◆ Task prompt
Write out all the material exactly. Leave nothing out.
BEGIN Material for the task
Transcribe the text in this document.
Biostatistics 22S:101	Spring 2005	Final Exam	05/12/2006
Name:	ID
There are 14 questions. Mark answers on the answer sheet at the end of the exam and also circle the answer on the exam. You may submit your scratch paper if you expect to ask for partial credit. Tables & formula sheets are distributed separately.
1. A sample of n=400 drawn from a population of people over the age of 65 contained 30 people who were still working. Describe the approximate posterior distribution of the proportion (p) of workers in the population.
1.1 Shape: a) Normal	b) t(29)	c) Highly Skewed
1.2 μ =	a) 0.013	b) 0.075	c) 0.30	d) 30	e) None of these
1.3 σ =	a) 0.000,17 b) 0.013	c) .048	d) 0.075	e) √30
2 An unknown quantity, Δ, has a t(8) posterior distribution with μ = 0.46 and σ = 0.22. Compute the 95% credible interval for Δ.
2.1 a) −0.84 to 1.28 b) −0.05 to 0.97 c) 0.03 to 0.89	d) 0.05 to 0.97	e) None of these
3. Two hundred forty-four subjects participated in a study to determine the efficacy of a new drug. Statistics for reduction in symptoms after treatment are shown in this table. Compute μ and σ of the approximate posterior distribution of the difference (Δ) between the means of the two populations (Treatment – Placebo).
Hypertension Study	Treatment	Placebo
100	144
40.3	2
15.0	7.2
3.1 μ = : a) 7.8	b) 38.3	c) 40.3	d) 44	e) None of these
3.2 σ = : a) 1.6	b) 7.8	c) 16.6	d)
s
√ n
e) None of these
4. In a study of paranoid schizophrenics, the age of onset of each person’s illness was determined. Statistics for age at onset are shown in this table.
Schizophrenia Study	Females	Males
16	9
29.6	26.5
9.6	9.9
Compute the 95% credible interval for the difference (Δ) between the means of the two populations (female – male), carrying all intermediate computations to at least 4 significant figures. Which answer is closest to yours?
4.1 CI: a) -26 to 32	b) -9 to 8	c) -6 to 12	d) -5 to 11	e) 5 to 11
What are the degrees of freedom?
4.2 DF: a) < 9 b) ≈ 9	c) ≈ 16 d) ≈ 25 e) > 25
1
END Material for the task
◆ Answer
Transcribe the text in this document.
Biostatistics 22S:101	Spring 2005	Final Exam	05/12/2006
Name:	ID
There are 14 questions. Mark answers on the answer sheet at the end of the exam and also circle the answer on the exam. You may submit your scratch paper if you expect to ask for partial credit. Tables & formula sheets are distributed separately.
1. A sample of n=400 drawn from a population of people over the age of 65 contained 30 people who were still working. Describe the approximate posterior distribution of the proportion (p) of workers in the population.
1.1 Shape: a) Normal	b) t(29)	c) Highly Skewed
1.2 μ =	a) 0.013	b) 0.075	c) 0.30	d) 30	e) None of these
1.3 σ =	a) 0.000,17 b) 0.013	c) .048	d) 0.075	e) √30
2 An unknown quantity, Δ, has a t(8) posterior distribution with μ = 0.46 and σ = 0.22. Compute the 95% credible interval for Δ.
2.1 a) −0.84 to 1.28 b) −0.05 to 0.97 c) 0.03 to 0.89	d) 0.05 to 0.97	e) None of these
3. Two hundred forty-four subjects participated in a study to determine the efficacy of a new drug. Statistics for reduction in symptoms after treatment are shown in this table. Compute μ and σ of the approximate posterior distribution of the difference (Δ) between the means of the two populations (Treatment – Placebo).
Hypertension Study	Treatment	Placebo
100	144
40.3	2
15.0	7.2
3.1 μ = : a) 7.8	b) 38.3	c) 40.3	d) 44	e) None of these
3.2 σ = : a) 1.6	b) 7.8	c) 16.6	d)
s
√ n
e) None of these
4. In a study of paranoid schizophrenics, the age of onset of each person’s illness was determined. Statistics for age at onset are shown in this table.
Schizophrenia Study	Females	Males
16	9
29.6	26.5
9.6	9.9
Compute the 95% credible interval for the difference (Δ) between the means of the two populations (female – male), carrying all intermediate computations to at least 4 significant figures. Which answer is closest to yours?
4.1 CI: a) -26 to 32	b) -9 to 8	c) -6 to 12	d) -5 to 11	e) 5 to 11
What are the degrees of freedom?
4.2 DF: a) < 9 b) ≈ 9	c) ≈ 16 d) ≈ 25 e) > 25
1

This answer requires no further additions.